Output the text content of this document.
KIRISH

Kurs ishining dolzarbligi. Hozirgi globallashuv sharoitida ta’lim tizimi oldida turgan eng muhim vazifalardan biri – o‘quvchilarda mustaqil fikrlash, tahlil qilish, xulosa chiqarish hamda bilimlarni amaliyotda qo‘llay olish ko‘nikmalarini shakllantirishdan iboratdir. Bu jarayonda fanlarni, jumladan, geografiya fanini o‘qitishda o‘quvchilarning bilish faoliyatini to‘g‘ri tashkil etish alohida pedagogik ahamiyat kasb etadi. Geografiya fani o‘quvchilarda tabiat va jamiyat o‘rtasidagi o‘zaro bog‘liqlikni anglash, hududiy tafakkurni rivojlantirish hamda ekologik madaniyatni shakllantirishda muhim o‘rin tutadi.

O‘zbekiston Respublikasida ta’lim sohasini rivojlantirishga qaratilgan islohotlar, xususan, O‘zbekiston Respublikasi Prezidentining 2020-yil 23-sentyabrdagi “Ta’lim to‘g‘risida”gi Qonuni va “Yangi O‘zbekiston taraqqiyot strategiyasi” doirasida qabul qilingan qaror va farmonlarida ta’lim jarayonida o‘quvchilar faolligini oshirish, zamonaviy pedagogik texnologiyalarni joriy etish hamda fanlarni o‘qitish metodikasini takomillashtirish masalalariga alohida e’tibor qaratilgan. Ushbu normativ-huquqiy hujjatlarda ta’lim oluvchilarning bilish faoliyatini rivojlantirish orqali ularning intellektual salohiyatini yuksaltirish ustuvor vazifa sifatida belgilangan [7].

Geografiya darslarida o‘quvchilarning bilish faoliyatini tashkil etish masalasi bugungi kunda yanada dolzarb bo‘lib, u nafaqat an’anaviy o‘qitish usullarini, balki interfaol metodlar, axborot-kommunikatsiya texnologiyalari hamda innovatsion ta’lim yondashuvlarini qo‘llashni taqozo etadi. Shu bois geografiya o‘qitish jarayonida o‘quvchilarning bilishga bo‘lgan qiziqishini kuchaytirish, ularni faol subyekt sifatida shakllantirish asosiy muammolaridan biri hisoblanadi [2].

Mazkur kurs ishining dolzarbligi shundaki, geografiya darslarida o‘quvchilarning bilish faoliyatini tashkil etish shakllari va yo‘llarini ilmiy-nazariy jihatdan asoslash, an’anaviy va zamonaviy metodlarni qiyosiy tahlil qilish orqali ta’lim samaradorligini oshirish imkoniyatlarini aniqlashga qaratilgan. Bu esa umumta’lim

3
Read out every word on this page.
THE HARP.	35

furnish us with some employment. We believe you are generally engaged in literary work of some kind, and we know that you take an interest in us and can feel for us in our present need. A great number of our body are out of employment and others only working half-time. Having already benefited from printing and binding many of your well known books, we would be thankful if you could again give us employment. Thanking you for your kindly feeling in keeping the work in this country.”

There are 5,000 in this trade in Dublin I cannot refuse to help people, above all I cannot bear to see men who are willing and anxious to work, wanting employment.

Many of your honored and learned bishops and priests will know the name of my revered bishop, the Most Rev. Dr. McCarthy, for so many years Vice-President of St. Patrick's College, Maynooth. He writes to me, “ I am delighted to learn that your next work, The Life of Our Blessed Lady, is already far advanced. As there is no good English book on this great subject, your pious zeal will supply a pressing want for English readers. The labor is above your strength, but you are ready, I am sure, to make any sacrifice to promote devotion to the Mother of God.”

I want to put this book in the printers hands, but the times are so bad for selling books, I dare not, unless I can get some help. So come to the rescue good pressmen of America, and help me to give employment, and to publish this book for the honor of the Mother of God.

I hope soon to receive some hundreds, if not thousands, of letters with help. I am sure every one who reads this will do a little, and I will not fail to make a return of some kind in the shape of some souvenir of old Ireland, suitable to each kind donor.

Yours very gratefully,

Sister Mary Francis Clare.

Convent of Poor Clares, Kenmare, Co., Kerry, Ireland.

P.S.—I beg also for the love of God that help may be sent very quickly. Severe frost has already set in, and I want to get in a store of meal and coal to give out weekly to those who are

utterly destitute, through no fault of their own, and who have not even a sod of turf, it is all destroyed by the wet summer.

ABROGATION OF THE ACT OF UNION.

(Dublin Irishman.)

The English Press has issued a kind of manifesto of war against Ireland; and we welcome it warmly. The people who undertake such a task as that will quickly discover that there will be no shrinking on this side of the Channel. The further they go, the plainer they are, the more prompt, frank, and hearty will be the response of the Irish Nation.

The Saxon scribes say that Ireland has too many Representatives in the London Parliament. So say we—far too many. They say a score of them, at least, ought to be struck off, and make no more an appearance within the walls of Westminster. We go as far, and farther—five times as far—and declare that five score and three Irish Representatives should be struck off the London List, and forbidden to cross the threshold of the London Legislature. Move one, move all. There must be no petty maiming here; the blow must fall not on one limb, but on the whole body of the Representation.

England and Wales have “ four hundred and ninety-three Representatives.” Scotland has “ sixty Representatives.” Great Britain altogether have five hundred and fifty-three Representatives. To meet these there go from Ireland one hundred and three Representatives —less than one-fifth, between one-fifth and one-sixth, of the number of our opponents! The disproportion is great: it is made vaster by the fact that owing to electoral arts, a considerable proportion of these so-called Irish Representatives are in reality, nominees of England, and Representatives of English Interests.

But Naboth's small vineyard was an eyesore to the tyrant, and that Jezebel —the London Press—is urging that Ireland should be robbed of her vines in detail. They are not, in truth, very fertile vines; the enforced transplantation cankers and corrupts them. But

DIRECTIVE:
Each of the records should be retyped exactly.

FINISHED EXERCISE:
Output the text content of this document.
KIRISH

Kurs ishining dolzarbligi. Hozirgi globallashuv sharoitida ta’lim tizimi oldida turgan eng muhim vazifalardan biri – o‘quvchilarda mustaqil fikrlash, tahlil qilish, xulosa chiqarish hamda bilimlarni amaliyotda qo‘llay olish ko‘nikmalarini shakllantirishdan iboratdir. Bu jarayonda fanlarni, jumladan, geografiya fanini o‘qitishda o‘quvchilarning bilish faoliyatini to‘g‘ri tashkil etish alohida pedagogik ahamiyat kasb etadi. Geografiya fani o‘quvchilarda tabiat va jamiyat o‘rtasidagi o‘zaro bog‘liqlikni anglash, hududiy tafakkurni rivojlantirish hamda ekologik madaniyatni shakllantirishda muhim o‘rin tutadi.

O‘zbekiston Respublikasida ta’lim sohasini rivojlantirishga qaratilgan islohotlar, xususan, O‘zbekiston Respublikasi Prezidentining 2020-yil 23-sentyabrdagi “Ta’lim to‘g‘risida”gi Qonuni va “Yangi O‘zbekiston taraqqiyot strategiyasi” doirasida qabul qilingan qaror va farmonlarida ta’lim jarayonida o‘quvchilar faolligini oshirish, zamonaviy pedagogik texnologiyalarni joriy etish hamda fanlarni o‘qitish metodikasini takomillashtirish masalalariga alohida e’tibor qaratilgan. Ushbu normativ-huquqiy hujjatlarda ta’lim oluvchilarning bilish faoliyatini rivojlantirish orqali ularning intellektual salohiyatini yuksaltirish ustuvor vazifa sifatida belgilangan [7].

Geografiya darslarida o‘quvchilarning bilish faoliyatini tashkil etish masalasi bugungi kunda yanada dolzarb bo‘lib, u nafaqat an’anaviy o‘qitish usullarini, balki interfaol metodlar, axborot-kommunikatsiya texnologiyalari hamda innovatsion ta’lim yondashuvlarini qo‘llashni taqozo etadi. Shu bois geografiya o‘qitish jarayonida o‘quvchilarning bilishga bo‘lgan qiziqishini kuchaytirish, ularni faol subyekt sifatida shakllantirish asosiy muammolaridan biri hisoblanadi [2].

Mazkur kurs ishining dolzarbligi shundaki, geografiya darslarida o‘quvchilarning bilish faoliyatini tashkil etish shakllari va yo‘llarini ilmiy-nazariy jihatdan asoslash, an’anaviy va zamonaviy metodlarni qiyosiy tahlil qilish orqali ta’lim samaradorligini oshirish imkoniyatlarini aniqlashga qaratilgan. Bu esa umumta’lim

3
Read out every word on this page.
THE HARP.	35

furnish us with some employment. We believe you are generally engaged in literary work of some kind, and we know that you take an interest in us and can feel for us in our present need. A great number of our body are out of employment and others only working half-time. Having already benefited from printing and binding many of your well known books, we would be thankful if you could again give us employment. Thanking you for your kindly feeling in keeping the work in this country.”

There are 5,000 in this trade in Dublin I cannot refuse to help people, above all I cannot bear to see men who are willing and anxious to work, wanting employment.

Many of your honored and learned bishops and priests will know the name of my revered bishop, the Most Rev. Dr. McCarthy, for so many years Vice-President of St. Patrick's College, Maynooth. He writes to me, “ I am delighted to learn that your next work, The Life of Our Blessed Lady, is already far advanced. As there is no good English book on this great subject, your pious zeal will supply a pressing want for English readers. The labor is above your strength, but you are ready, I am sure, to make any sacrifice to promote devotion to the Mother of God.”

I want to put this book in the printers hands, but the times are so bad for selling books, I dare not, unless I can get some help. So come to the rescue good pressmen of America, and help me to give employment, and to publish this book for the honor of the Mother of God.

I hope soon to receive some hundreds, if not thousands, of letters with help. I am sure every one who reads this will do a little, and I will not fail to make a return of some kind in the shape of some souvenir of old Ireland, suitable to each kind donor.

Yours very gratefully,

Sister Mary Francis Clare.

Convent of Poor Clares, Kenmare, Co., Kerry, Ireland.

P.S.—I beg also for the love of God that help may be sent very quickly. Severe frost has already set in, and I want to get in a store of meal and coal to give out weekly to those who are

utterly destitute, through no fault of their own, and who have not even a sod of turf, it is all destroyed by the wet summer.

ABROGATION OF THE ACT OF UNION.

(Dublin Irishman.)

The English Press has issued a kind of manifesto of war against Ireland; and we welcome it warmly. The people who undertake such a task as that will quickly discover that there will be no shrinking on this side of the Channel. The further they go, the plainer they are, the more prompt, frank, and hearty will be the response of the Irish Nation.

The Saxon scribes say that Ireland has too many Representatives in the London Parliament. So say we—far too many. They say a score of them, at least, ought to be struck off, and make no more an appearance within the walls of Westminster. We go as far, and farther—five times as far—and declare that five score and three Irish Representatives should be struck off the London List, and forbidden to cross the threshold of the London Legislature. Move one, move all. There must be no petty maiming here; the blow must fall not on one limb, but on the whole body of the Representation.

England and Wales have “ four hundred and ninety-three Representatives.” Scotland has “ sixty Representatives.” Great Britain altogether have five hundred and fifty-three Representatives. To meet these there go from Ireland one hundred and three Representatives —less than one-fifth, between one-fifth and one-sixth, of the number of our opponents! The disproportion is great: it is made vaster by the fact that owing to electoral arts, a considerable proportion of these so-called Irish Representatives are in reality, nominees of England, and Representatives of English Interests.

But Naboth's small vineyard was an eyesore to the tyrant, and that Jezebel —the London Press—is urging that Ireland should be robbed of her vines in detail. They are not, in truth, very fertile vines; the enforced transplantation cankers and corrupts them. But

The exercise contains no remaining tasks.